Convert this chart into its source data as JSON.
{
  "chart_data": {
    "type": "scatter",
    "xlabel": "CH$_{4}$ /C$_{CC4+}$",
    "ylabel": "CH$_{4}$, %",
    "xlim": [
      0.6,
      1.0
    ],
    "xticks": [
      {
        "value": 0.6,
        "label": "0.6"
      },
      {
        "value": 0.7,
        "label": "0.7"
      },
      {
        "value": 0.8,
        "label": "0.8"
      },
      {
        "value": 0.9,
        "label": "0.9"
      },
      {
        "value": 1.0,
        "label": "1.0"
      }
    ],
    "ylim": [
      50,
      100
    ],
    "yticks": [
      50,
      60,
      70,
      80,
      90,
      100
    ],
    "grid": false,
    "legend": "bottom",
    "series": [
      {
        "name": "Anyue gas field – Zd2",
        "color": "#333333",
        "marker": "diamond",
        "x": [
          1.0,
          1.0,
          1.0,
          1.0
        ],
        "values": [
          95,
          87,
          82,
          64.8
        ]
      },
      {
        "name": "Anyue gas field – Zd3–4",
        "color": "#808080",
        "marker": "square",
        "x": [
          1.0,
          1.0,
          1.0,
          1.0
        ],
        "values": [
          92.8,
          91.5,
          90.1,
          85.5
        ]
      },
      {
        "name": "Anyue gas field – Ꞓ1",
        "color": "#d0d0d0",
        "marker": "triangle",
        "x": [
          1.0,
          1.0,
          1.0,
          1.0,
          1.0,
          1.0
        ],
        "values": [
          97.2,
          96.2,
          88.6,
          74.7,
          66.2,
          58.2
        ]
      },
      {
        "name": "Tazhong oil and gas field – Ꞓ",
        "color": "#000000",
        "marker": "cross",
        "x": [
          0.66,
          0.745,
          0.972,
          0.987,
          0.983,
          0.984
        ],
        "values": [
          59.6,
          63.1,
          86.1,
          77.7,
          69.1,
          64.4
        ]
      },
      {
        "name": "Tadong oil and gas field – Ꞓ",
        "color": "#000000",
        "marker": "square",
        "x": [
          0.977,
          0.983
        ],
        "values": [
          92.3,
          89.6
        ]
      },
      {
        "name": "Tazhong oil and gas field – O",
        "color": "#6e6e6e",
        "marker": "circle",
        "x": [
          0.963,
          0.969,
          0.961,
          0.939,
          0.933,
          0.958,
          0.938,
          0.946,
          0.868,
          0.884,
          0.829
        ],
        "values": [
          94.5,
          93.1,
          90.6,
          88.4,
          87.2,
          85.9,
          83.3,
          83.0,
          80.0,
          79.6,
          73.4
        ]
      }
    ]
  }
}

◆ OBJECTIVE: Reproduce every line of the material above exactly.

◆ RESPONSE BELOW:
Convert this chart into its source data as JSON.
{
  "chart_data": {
    "type": "scatter",
    "xlabel": "CH$_{4}$ /C$_{CC4+}$",
    "ylabel": "CH$_{4}$, %",
    "xlim": [
      0.6,
      1.0
    ],
    "xticks": [
      {
        "value": 0.6,
        "label": "0.6"
      },
      {
        "value": 0.7,
        "label": "0.7"
      },
      {
        "value": 0.8,
        "label": "0.8"
      },
      {
        "value": 0.9,
        "label": "0.9"
      },
      {
        "value": 1.0,
        "label": "1.0"
      }
    ],
    "ylim": [
      50,
      100
    ],
    "yticks": [
      50,
      60,
      70,
      80,
      90,
      100
    ],
    "grid": false,
    "legend": "bottom",
    "series": [
      {
        "name": "Anyue gas field – Zd2",
        "color": "#333333",
        "marker": "diamond",
        "x": [
          1.0,
          1.0,
          1.0,
          1.0
        ],
        "values": [
          95,
          87,
          82,
          64.8
        ]
      },
      {
        "name": "Anyue gas field – Zd3–4",
        "color": "#808080",
        "marker": "square",
        "x": [
          1.0,
          1.0,
          1.0,
          1.0
        ],
        "values": [
          92.8,
          91.5,
          90.1,
          85.5
        ]
      },
      {
        "name": "Anyue gas field – Ꞓ1",
        "color": "#d0d0d0",
        "marker": "triangle",
        "x": [
          1.0,
          1.0,
          1.0,
          1.0,
          1.0,
          1.0
        ],
        "values": [
          97.2,
          96.2,
          88.6,
          74.7,
          66.2,
          58.2
        ]
      },
      {
        "name": "Tazhong oil and gas field – Ꞓ",
        "color": "#000000",
        "marker": "cross",
        "x": [
          0.66,
          0.745,
          0.972,
          0.987,
          0.983,
          0.984
        ],
        "values": [
          59.6,
          63.1,
          86.1,
          77.7,
          69.1,
          64.4
        ]
      },
      {
        "name": "Tadong oil and gas field – Ꞓ",
        "color": "#000000",
        "marker": "square",
        "x": [
          0.977,
          0.983
        ],
        "values": [
          92.3,
          89.6
        ]
      },
      {
        "name": "Tazhong oil and gas field – O",
        "color": "#6e6e6e",
        "marker": "circle",
        "x": [
          0.963,
          0.969,
          0.961,
          0.939,
          0.933,
          0.958,
          0.938,
          0.946,
          0.868,
          0.884,
          0.829
        ],
        "values": [
          94.5,
          93.1,
          90.6,
          88.4,
          87.2,
          85.9,
          83.3,
          83.0,
          80.0,
          79.6,
          73.4
        ]
      }
    ]
  }
}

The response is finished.